Records from a data source
▶

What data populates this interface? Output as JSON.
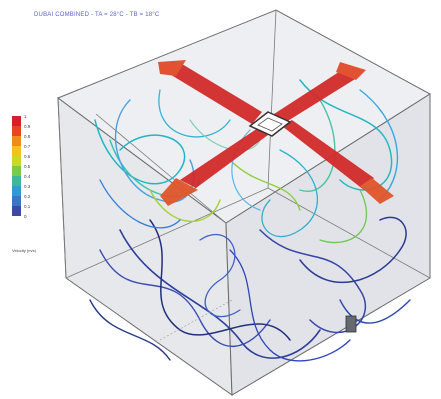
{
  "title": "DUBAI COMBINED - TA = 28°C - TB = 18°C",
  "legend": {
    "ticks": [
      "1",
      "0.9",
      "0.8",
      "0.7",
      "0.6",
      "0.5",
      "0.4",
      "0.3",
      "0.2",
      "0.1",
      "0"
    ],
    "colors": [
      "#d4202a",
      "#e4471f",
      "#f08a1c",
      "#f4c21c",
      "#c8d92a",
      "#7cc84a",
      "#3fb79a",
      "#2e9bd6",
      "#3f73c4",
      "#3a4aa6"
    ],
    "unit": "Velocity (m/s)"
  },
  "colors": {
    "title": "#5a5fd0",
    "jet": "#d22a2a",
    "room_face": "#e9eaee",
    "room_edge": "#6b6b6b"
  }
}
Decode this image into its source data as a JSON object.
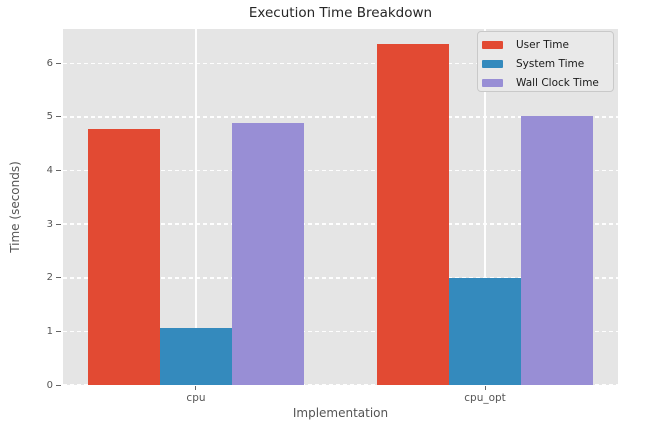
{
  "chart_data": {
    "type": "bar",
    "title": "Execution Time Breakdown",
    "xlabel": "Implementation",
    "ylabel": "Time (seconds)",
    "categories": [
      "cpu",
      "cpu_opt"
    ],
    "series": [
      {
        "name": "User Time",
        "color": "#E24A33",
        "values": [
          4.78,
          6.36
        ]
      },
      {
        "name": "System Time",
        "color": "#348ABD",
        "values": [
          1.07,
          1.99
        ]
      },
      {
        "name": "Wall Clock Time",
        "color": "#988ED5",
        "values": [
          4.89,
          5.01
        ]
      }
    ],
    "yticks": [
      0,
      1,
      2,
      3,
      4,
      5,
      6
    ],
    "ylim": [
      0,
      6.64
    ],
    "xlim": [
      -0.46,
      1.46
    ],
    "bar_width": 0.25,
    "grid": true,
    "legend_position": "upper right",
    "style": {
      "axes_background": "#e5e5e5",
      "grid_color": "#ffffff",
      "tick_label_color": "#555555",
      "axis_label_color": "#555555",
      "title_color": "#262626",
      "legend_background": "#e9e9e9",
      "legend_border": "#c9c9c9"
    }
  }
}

◀

CHALLENGE:
Transcribe the full listing character for character. Pictures are excluded.

TASK SOLUTION:
What data populates this interface? Output as JSON.
{
  "title": "DUBAI COMBINED - TA = 28°C - TB = 18°C",
  "legend": {
    "ticks": [
      "1",
      "0.9",
      "0.8",
      "0.7",
      "0.6",
      "0.5",
      "0.4",
      "0.3",
      "0.2",
      "0.1",
      "0"
    ],
    "colors": [
      "#d4202a",
      "#e4471f",
      "#f08a1c",
      "#f4c21c",
      "#c8d92a",
      "#7cc84a",
      "#3fb79a",
      "#2e9bd6",
      "#3f73c4",
      "#3a4aa6"
    ],
    "unit": "Velocity (m/s)"
  },
  "colors": {
    "title": "#5a5fd0",
    "jet": "#d22a2a",
    "room_face": "#e9eaee",
    "room_edge": "#6b6b6b"
  }
}
Decode this image into its source data as a JSON object.
{
  "chart_data": {
    "type": "bar",
    "title": "Execution Time Breakdown",
    "xlabel": "Implementation",
    "ylabel": "Time (seconds)",
    "categories": [
      "cpu",
      "cpu_opt"
    ],
    "series": [
      {
        "name": "User Time",
        "color": "#E24A33",
        "values": [
          4.78,
          6.36
        ]
      },
      {
        "name": "System Time",
        "color": "#348ABD",
        "values": [
          1.07,
          1.99
        ]
      },
      {
        "name": "Wall Clock Time",
        "color": "#988ED5",
        "values": [
          4.89,
          5.01
        ]
      }
    ],
    "yticks": [
      0,
      1,
      2,
      3,
      4,
      5,
      6
    ],
    "ylim": [
      0,
      6.64
    ],
    "xlim": [
      -0.46,
      1.46
    ],
    "bar_width": 0.25,
    "grid": true,
    "legend_position": "upper right",
    "style": {
      "axes_background": "#e5e5e5",
      "grid_color": "#ffffff",
      "tick_label_color": "#555555",
      "axis_label_color": "#555555",
      "title_color": "#262626",
      "legend_background": "#e9e9e9",
      "legend_border": "#c9c9c9"
    }
  }
}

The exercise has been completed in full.